Determine which lines of the records include the word "title", and copy them.

# # #

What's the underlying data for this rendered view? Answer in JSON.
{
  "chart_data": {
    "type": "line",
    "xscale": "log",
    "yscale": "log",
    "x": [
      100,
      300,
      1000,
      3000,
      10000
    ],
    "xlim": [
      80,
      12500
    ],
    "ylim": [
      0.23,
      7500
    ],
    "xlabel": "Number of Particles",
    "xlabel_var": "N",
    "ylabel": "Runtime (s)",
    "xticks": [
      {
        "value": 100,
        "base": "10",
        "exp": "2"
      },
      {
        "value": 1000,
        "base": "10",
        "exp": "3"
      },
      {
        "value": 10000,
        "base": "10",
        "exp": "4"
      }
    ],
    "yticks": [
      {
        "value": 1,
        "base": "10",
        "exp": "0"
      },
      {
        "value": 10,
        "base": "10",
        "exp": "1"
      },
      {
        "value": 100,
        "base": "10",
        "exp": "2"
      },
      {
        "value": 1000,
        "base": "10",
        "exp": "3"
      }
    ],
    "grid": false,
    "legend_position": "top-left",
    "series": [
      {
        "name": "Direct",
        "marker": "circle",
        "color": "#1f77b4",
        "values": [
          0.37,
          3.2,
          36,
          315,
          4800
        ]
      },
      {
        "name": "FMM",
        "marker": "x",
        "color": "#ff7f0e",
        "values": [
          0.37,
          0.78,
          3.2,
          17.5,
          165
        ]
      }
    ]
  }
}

# # #

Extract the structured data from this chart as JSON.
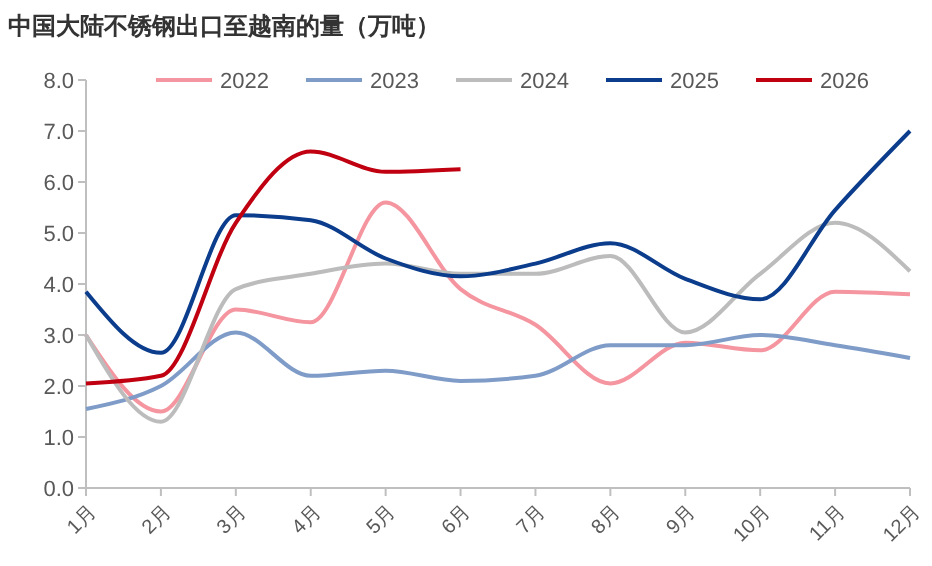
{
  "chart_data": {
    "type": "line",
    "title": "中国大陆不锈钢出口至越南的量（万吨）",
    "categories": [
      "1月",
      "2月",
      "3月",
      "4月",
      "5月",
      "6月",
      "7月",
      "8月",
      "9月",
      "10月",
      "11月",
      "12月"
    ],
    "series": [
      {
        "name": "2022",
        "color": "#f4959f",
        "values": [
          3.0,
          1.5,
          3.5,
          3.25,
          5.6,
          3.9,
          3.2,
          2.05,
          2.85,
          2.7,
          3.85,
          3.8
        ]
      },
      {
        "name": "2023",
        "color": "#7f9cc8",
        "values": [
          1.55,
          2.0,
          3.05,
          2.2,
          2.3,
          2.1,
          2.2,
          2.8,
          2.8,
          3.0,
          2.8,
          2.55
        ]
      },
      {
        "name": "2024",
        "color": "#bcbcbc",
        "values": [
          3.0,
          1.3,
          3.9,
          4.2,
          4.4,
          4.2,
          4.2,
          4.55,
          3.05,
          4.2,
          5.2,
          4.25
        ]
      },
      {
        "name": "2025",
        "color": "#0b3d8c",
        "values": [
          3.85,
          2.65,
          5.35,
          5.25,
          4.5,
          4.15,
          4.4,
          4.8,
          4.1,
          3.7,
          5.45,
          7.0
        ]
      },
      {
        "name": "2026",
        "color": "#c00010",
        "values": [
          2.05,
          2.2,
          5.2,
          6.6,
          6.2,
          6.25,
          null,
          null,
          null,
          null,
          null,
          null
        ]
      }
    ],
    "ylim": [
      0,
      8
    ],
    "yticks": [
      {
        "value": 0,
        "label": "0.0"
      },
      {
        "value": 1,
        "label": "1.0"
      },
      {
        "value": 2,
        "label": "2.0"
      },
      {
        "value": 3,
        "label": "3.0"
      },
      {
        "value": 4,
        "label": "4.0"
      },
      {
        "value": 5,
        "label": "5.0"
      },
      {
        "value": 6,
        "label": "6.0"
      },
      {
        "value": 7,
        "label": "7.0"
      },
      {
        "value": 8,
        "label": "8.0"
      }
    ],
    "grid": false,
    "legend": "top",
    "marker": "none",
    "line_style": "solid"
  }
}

# # #

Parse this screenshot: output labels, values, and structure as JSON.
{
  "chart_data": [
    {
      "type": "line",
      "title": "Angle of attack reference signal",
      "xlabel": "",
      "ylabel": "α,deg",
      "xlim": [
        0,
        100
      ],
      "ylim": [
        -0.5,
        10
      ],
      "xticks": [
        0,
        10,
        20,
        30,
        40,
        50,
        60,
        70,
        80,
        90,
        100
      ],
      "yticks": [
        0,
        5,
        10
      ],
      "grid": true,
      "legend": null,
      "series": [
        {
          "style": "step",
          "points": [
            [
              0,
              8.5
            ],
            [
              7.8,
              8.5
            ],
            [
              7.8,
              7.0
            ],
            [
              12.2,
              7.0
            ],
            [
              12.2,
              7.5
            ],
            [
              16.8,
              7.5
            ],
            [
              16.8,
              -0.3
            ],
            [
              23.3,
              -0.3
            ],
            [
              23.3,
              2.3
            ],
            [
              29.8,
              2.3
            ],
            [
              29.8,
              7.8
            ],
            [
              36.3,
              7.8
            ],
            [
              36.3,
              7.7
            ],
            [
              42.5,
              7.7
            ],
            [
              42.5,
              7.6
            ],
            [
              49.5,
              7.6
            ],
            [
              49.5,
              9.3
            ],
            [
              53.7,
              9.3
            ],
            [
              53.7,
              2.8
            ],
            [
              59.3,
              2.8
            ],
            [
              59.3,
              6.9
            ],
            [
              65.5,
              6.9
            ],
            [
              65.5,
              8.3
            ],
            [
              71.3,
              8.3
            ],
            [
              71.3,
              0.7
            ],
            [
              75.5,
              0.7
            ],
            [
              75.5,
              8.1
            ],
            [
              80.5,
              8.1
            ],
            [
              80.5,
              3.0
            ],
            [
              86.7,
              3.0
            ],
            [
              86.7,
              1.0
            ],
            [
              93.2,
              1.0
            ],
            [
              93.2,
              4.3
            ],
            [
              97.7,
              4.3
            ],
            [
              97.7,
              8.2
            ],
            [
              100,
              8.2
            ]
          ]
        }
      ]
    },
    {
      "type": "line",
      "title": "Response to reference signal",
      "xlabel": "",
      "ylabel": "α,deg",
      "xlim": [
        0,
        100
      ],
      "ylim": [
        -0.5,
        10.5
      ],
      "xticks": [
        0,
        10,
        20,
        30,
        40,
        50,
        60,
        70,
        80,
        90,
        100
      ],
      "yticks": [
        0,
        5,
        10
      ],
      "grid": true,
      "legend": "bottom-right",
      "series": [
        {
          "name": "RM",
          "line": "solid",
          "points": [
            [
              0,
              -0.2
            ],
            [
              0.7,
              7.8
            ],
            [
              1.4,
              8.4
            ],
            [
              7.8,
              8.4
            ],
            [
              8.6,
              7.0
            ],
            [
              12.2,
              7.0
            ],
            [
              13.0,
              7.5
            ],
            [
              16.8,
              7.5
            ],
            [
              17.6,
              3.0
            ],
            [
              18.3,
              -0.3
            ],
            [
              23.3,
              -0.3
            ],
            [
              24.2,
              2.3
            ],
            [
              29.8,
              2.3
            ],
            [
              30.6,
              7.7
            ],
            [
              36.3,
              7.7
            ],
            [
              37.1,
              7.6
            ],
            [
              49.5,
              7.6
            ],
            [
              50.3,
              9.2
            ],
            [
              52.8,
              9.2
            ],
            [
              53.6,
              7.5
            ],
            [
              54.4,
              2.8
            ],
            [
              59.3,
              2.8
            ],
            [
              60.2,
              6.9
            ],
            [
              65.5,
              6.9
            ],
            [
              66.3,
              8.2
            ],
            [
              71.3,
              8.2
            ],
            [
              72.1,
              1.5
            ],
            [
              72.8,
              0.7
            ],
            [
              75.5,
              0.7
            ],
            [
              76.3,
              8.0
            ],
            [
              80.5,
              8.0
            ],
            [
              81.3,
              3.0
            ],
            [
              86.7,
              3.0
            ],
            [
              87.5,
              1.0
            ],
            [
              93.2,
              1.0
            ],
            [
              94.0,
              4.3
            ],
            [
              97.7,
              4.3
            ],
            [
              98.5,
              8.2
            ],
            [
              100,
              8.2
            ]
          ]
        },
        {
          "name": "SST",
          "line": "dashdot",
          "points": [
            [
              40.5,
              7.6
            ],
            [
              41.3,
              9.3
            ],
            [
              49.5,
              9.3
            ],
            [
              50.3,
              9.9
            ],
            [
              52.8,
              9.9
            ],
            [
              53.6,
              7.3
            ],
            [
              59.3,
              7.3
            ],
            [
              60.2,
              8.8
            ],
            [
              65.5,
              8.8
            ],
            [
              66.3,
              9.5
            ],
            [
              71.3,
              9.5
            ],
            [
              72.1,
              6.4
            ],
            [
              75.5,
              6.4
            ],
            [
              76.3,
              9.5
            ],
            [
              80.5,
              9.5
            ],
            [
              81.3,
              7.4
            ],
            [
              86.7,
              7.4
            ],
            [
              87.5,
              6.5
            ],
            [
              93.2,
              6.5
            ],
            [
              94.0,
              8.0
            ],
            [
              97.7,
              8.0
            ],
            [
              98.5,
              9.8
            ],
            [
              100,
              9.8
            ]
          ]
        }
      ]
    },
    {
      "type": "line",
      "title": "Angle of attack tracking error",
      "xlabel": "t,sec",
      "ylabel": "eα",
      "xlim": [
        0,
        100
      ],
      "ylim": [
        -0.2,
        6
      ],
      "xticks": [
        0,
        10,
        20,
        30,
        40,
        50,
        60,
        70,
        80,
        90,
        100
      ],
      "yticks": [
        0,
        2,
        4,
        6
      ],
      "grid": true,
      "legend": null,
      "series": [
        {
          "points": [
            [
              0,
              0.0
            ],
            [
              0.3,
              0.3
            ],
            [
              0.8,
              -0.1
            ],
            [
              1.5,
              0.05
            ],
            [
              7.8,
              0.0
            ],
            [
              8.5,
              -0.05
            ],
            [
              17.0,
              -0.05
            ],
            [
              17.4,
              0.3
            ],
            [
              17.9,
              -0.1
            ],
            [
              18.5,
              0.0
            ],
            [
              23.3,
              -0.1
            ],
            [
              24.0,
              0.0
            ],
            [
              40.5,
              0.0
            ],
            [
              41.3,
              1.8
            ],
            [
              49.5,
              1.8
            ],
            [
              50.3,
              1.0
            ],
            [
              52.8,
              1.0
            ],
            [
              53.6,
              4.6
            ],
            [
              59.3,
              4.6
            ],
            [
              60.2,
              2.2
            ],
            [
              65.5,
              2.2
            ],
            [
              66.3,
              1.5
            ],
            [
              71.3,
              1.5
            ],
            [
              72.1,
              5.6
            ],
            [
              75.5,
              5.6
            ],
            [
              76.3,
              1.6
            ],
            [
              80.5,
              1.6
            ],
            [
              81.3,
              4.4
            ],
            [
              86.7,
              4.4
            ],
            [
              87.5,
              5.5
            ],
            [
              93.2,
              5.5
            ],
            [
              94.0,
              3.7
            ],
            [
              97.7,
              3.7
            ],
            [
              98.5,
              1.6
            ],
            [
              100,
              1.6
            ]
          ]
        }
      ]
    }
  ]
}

# # #

WRITTEN SOLUTION:
    "title": "中国大陆不锈钢出口至越南的量（万吨）",
      "title": "Angle of attack reference signal",
      "title": "Response to reference signal",
      "title": "Angle of attack tracking error",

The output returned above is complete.